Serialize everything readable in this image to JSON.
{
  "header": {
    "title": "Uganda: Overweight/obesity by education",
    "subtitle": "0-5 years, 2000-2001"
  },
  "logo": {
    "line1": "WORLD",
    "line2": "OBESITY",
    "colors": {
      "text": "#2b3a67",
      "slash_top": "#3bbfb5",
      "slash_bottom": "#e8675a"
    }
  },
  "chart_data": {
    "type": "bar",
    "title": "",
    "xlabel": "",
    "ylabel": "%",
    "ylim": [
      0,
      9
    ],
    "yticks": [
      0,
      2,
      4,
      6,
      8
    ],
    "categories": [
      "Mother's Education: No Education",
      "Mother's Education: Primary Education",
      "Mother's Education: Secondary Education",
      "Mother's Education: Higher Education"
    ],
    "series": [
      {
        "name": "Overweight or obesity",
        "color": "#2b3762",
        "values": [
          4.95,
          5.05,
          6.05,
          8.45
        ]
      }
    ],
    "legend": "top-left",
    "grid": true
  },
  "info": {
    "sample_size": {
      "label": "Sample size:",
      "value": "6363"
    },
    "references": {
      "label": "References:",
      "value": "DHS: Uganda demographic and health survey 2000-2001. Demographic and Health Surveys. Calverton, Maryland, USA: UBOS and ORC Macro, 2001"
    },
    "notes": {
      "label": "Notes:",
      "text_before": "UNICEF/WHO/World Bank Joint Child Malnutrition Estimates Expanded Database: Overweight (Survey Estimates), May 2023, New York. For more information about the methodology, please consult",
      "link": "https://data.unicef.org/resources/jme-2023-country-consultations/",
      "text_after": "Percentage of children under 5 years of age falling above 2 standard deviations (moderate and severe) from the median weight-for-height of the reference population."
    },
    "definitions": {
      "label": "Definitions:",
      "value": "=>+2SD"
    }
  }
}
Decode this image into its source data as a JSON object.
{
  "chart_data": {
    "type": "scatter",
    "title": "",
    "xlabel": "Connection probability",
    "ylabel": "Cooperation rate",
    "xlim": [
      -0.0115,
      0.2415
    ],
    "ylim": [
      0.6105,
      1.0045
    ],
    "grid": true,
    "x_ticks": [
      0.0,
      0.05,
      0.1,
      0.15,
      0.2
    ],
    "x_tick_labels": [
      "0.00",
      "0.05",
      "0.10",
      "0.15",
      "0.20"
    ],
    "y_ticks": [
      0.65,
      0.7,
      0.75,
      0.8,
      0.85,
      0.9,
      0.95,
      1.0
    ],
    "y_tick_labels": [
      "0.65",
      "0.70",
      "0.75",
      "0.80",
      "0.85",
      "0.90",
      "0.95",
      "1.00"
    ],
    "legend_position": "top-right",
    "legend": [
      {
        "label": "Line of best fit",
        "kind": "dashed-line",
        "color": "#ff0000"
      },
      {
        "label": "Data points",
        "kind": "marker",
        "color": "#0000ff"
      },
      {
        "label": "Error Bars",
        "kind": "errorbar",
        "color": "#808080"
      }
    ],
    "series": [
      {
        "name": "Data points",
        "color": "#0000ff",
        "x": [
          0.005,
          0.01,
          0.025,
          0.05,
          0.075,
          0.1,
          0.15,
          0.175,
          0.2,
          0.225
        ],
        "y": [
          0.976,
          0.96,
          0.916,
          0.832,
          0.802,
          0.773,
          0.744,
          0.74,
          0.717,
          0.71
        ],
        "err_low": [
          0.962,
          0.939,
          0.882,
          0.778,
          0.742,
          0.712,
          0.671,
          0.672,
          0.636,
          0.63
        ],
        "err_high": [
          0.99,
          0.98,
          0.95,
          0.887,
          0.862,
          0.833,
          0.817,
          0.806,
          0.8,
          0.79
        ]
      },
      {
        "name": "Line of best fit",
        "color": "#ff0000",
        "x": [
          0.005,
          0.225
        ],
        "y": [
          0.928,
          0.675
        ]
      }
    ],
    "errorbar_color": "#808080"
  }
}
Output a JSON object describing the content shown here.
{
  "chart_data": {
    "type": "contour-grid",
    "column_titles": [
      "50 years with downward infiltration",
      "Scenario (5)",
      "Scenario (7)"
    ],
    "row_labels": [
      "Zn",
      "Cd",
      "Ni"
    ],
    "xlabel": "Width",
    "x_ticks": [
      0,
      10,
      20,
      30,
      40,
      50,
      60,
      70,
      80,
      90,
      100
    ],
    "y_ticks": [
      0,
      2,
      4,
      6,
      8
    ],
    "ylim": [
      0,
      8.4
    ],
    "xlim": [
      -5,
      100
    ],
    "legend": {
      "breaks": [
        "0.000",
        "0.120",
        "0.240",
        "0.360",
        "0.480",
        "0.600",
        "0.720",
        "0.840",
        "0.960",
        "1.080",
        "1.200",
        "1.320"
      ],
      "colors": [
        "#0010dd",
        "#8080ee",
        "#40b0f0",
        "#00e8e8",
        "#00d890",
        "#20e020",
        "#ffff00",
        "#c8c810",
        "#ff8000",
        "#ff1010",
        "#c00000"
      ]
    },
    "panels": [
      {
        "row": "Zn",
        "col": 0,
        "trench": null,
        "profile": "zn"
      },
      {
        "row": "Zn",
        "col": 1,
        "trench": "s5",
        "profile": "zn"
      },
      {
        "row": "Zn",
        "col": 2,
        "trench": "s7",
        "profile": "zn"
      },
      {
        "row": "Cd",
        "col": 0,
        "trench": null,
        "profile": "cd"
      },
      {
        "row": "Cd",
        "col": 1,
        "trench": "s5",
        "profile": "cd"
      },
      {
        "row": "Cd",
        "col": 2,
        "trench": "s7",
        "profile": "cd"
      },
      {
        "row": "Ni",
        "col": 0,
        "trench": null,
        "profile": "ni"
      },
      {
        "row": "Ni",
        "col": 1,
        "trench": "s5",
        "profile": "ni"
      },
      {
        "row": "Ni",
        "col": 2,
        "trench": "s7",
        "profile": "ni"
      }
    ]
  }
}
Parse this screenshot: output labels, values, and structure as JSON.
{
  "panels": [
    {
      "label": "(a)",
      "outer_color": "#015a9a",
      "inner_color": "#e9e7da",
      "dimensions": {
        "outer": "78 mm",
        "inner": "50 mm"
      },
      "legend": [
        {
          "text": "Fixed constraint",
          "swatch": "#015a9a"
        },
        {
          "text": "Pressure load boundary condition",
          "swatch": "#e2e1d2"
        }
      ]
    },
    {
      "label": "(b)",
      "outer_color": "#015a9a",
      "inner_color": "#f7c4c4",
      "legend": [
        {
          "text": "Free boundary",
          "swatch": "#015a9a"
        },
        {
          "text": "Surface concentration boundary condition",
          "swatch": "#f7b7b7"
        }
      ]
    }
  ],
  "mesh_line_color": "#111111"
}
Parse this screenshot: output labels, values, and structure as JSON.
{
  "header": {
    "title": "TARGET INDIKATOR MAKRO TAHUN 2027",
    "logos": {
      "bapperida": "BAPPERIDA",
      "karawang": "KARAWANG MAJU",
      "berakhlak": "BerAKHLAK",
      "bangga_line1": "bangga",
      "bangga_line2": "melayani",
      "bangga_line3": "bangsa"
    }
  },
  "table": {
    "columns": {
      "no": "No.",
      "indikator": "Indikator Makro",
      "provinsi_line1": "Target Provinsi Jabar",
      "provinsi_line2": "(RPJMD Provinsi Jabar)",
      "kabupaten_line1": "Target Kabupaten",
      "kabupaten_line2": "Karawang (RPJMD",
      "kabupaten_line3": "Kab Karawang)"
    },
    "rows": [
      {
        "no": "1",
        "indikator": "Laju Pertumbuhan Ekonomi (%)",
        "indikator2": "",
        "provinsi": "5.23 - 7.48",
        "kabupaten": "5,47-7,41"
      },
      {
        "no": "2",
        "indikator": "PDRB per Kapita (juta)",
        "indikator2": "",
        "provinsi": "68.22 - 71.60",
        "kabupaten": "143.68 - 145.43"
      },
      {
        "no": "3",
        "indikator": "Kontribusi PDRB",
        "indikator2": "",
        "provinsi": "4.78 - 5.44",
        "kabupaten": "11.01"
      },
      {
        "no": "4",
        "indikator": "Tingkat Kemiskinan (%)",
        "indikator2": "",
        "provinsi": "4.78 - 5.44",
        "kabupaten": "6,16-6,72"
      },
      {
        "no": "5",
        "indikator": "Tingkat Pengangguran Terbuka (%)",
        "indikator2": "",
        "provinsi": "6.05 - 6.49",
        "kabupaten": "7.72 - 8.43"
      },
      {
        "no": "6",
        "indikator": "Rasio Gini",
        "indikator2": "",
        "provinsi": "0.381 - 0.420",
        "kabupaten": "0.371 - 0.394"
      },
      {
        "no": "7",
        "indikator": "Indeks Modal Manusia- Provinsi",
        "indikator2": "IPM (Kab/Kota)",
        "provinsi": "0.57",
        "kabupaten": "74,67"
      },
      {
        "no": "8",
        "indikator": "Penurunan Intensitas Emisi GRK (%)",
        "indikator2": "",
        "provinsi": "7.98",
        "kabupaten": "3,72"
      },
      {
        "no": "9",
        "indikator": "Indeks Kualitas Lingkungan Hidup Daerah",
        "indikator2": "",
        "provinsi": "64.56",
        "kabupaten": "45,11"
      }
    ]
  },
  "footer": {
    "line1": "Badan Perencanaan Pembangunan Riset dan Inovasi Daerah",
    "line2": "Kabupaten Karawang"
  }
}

• • • • •

TASK TO CARRY OUT -
Each line above that includes "Uganda" should be shown.

RESULT OF THE TASK -
    "title": "Uganda: Overweight/obesity by education",
      "value": "DHS: Uganda demographic and health survey 2000-2001. Demographic and Health Surveys. Calverton, Maryland, USA: UBOS and ORC Macro, 2001"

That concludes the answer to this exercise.